→ What you will do: In your copy, reproduce the entries exactly as they are, minus the images.

Dataset listings of figures

▬▬▬▬▬▬▬▬▬▬

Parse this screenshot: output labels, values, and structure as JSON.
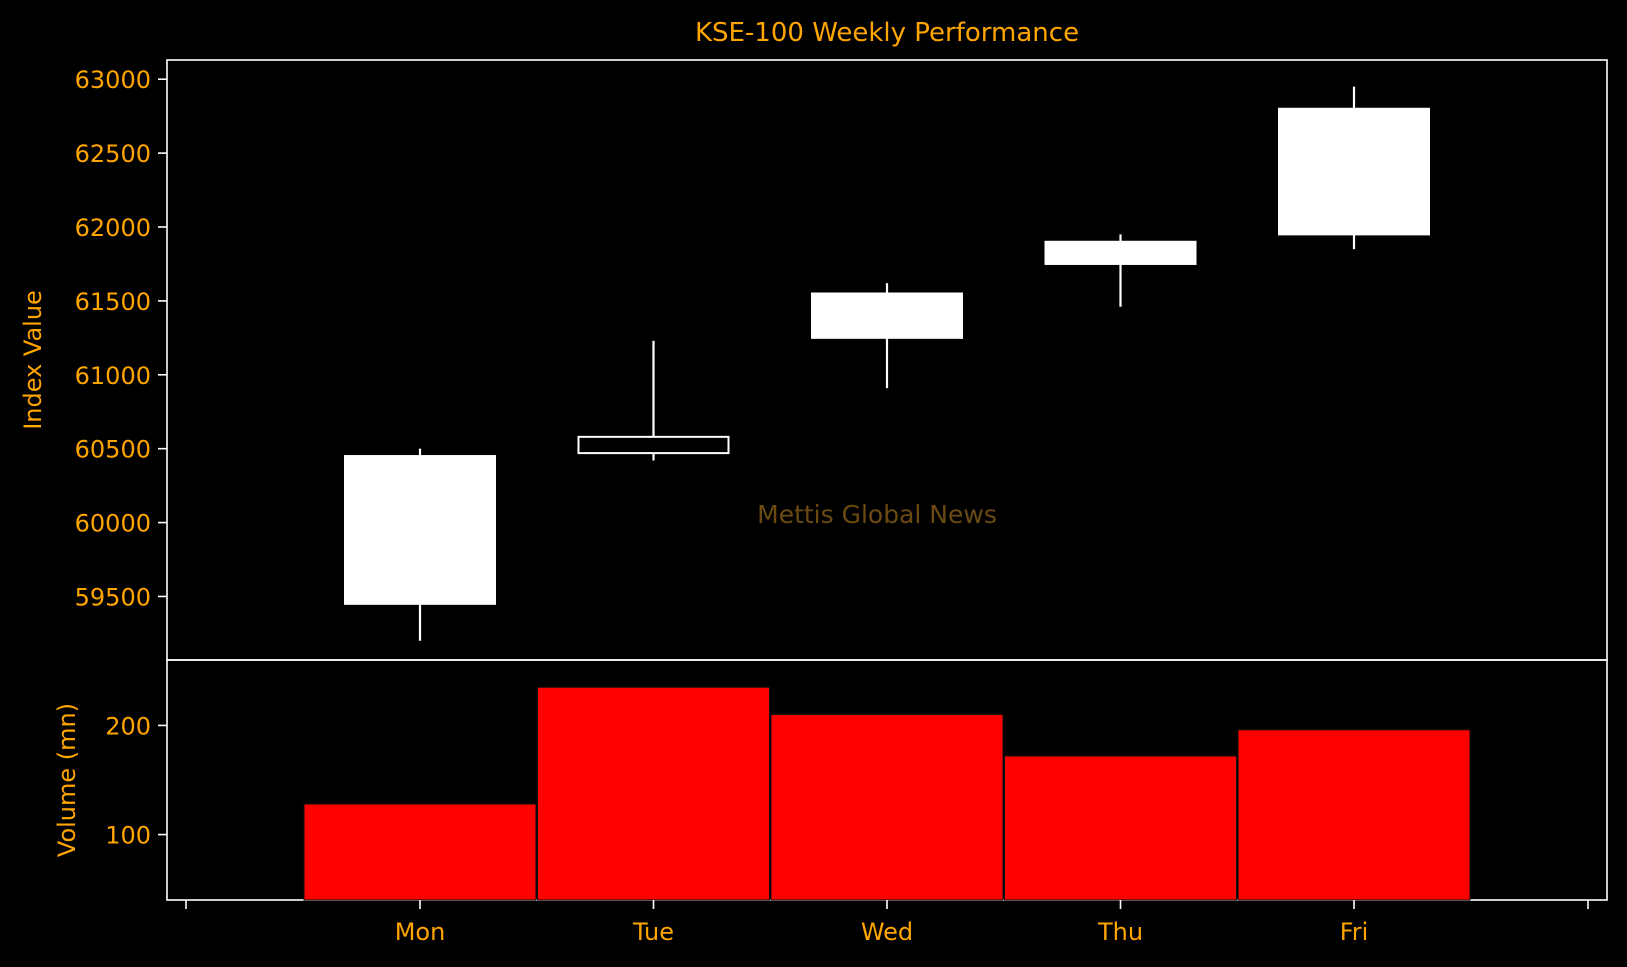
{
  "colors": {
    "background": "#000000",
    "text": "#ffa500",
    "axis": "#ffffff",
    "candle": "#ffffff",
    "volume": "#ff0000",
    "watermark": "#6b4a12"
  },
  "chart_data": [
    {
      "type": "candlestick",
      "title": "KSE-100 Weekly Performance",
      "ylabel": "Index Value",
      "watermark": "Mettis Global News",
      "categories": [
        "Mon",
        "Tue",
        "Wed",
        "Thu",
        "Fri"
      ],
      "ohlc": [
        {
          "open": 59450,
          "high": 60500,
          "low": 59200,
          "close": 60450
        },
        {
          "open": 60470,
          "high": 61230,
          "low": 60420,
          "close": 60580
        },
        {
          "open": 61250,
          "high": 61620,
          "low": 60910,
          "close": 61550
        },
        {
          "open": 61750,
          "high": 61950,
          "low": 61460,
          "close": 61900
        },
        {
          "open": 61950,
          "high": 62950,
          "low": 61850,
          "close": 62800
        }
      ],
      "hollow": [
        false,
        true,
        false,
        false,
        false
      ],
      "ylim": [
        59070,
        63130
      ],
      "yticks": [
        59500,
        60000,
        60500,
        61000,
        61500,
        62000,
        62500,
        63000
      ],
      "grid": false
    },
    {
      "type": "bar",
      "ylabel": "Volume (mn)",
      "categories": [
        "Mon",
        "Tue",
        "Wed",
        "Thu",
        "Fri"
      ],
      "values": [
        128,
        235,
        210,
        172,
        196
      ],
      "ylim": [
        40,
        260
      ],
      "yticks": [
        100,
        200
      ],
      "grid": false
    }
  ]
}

▬▬▬▬▬▬▬▬▬▬

→ Problem solution:
Parse this screenshot: output labels, values, and structure as JSON.
{
  "colors": {
    "background": "#000000",
    "text": "#ffa500",
    "axis": "#ffffff",
    "candle": "#ffffff",
    "volume": "#ff0000",
    "watermark": "#6b4a12"
  },
  "chart_data": [
    {
      "type": "candlestick",
      "title": "KSE-100 Weekly Performance",
      "ylabel": "Index Value",
      "watermark": "Mettis Global News",
      "categories": [
        "Mon",
        "Tue",
        "Wed",
        "Thu",
        "Fri"
      ],
      "ohlc": [
        {
          "open": 59450,
          "high": 60500,
          "low": 59200,
          "close": 60450
        },
        {
          "open": 60470,
          "high": 61230,
          "low": 60420,
          "close": 60580
        },
        {
          "open": 61250,
          "high": 61620,
          "low": 60910,
          "close": 61550
        },
        {
          "open": 61750,
          "high": 61950,
          "low": 61460,
          "close": 61900
        },
        {
          "open": 61950,
          "high": 62950,
          "low": 61850,
          "close": 62800
        }
      ],
      "hollow": [
        false,
        true,
        false,
        false,
        false
      ],
      "ylim": [
        59070,
        63130
      ],
      "yticks": [
        59500,
        60000,
        60500,
        61000,
        61500,
        62000,
        62500,
        63000
      ],
      "grid": false
    },
    {
      "type": "bar",
      "ylabel": "Volume (mn)",
      "categories": [
        "Mon",
        "Tue",
        "Wed",
        "Thu",
        "Fri"
      ],
      "values": [
        128,
        235,
        210,
        172,
        196
      ],
      "ylim": [
        40,
        260
      ],
      "yticks": [
        100,
        200
      ],
      "grid": false
    }
  ]
}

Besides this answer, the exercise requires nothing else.